Given passage:

-=-=-=-=-

A comprehensive course in various research methodologies used in the study of behavior. The course provides tools to analyze research data and draw appropriate conclusions. Both the theory of research and the practical process of performing research will be presented.
This course is a synthesis of the student’s clinical training. The student will learn to coordinate diagnostic interviewing, psychological assessment techniques and diagnosis to assist in developing appropriate treatment plans for clients. Students will demonstrate appropriate use of the DSM-IV diagnostic skills and illustrate an awareness of the growing body of literature on empirically based treatment planning. Multicultural research based information about various cultures and unique psychological and mental health issues will be investigated.
This course is a detailed study of legal and ethical codes for professional licensure. Surveying the ethical, legal, and professional issues counselors and other human service professional’s encounter in their practice by the study of case studies and the theoretical and philosophical issues behind the codes. Includes: Professional socialization, role of the professional organization, legal responsibilities and liabilities, independent practice and inter-professional cooperation, ethics and family law.
This is an in-depth acquisition of primary and advanced counseling and psychotherapy procedures along with detailed processes used in precise treatment planning for a range of topics including DSM-IV diagnoses and common client problem issues. Included will be brief psycho-therapy methods, evidence-based treatments, cognitive-behavioral treatment methods, schema therapy, and quality of life therapy. Prerequisite: COUN 5113, COUN 5213, and COUN 5313
Students explore the administration and interpretation of various assessment tools. The course includes diagnostic interviewing techniques, report writing, direct observation techniques, self report scaling along with learning testing theory and statistical considerations in the construction of psychological measurements.
Theoretical foundations for understanding theories and research of families in crisis and crisis intervention. Topics include the sociology of the family, families under stress, family in a social context, the cross-cultural family, youth/adult/aging and the family; Divorce; Child custody intervention; Child abuse and neglect; suicidality, homicidality, hospitalizations, and spousal abuse.
A study of the theoretical foundations for small-group dynamics and psychotherapeutic applications. Students will participate in an applied lab course in order to participate in group process to acquire skills in group psychotherapy methods and effective facilitation of a psychotherapy group. Included is a review of literature for appropriate referrals to this modality and learning techniques to enhance the efficacy of group therapies in various settings including the Christian community.
Supervised clinical experience and practice in counseling fieldwork in the Clinical Mental Health and Addictions Counseling degree program as approved by the School Chair or Program Director. The Practicum / Internship occurs concurrently with course work and follows guidelines set forth in licensure preparation and CACREP standards. The Practicum / Internship will total a minimum of 700 hours of service: 100 hour for Practicum over a minimum of a 10-week period and a minimum of 600 hours for Internship. Maximum totals can be increased to accommodate various state practicum requirements for online students.

-=-=-=-=-

What needs to be done:
Quote the course descriptions word for word, starting with "Theoretical foundations for understanding" and going on through "and spousal abuse.".

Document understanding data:
-=-=-=-=-

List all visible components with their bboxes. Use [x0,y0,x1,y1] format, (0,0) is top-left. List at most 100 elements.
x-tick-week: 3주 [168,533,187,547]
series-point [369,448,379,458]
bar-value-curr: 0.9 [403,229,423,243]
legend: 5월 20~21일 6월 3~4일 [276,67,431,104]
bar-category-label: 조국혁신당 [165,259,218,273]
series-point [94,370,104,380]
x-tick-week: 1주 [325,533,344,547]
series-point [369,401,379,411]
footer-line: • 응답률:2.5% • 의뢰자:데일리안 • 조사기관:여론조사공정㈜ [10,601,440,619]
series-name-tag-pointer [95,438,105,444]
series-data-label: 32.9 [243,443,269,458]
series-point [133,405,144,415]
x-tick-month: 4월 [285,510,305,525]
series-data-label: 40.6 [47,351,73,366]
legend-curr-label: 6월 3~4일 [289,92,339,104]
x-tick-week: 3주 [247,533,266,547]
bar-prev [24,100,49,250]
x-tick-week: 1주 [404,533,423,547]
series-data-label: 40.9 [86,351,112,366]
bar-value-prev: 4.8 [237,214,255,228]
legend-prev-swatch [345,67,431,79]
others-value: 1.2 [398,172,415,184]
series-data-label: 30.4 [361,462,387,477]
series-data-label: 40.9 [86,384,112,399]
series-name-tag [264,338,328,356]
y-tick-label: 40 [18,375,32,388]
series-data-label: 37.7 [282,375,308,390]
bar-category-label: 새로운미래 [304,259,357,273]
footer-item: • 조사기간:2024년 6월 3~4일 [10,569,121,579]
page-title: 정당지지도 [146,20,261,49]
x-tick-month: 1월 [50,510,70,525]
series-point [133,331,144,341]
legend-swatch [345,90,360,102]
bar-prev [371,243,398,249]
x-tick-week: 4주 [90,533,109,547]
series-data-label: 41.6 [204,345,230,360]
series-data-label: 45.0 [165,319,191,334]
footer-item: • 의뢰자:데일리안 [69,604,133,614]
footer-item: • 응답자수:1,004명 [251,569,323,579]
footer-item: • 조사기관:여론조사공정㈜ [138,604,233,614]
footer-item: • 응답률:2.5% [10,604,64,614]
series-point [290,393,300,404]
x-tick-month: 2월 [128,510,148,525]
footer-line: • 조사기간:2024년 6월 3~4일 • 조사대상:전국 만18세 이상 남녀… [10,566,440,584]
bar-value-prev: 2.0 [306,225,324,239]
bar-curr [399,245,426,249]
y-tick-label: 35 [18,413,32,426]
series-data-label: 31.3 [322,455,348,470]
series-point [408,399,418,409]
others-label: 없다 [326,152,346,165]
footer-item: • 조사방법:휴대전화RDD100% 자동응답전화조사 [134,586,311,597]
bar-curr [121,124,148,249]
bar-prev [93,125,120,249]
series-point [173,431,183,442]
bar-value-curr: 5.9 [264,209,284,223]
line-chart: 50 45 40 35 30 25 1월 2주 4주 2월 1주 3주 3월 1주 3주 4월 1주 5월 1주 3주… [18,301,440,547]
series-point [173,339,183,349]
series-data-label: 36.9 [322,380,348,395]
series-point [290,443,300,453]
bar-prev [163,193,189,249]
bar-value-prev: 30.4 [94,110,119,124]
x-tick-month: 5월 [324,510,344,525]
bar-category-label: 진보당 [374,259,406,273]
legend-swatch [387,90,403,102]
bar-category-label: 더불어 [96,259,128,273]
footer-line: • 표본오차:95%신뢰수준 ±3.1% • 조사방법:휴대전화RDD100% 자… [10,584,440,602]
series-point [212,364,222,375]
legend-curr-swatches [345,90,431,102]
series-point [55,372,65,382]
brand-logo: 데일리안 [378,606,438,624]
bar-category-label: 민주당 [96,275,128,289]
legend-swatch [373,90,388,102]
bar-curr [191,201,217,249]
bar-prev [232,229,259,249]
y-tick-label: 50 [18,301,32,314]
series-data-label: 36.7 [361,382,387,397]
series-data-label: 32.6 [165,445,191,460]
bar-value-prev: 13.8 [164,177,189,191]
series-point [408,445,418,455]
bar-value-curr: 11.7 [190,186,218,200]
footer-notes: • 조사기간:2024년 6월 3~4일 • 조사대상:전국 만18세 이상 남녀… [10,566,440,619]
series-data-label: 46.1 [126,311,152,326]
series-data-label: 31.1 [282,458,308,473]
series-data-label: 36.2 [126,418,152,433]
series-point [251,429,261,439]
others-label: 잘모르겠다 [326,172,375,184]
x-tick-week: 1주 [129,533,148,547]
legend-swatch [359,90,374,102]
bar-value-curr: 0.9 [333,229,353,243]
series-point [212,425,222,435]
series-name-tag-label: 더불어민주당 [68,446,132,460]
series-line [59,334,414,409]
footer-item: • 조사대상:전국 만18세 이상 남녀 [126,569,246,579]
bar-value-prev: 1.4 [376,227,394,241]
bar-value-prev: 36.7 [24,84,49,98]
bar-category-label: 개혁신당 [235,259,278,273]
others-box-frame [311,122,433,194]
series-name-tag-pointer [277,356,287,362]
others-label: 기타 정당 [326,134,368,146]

-=-=-=-=-

Task output:
Theoretical foundations for understanding theories and research of families in crisis and crisis intervention. Topics include the sociology of the family, families under stress, family in a social context, the cross-cultural family, youth/adult/aging and the family; Divorce; Child custody intervention; Child abuse and neglect; suicidality, homicidality, hospitalizations, and spousal abuse.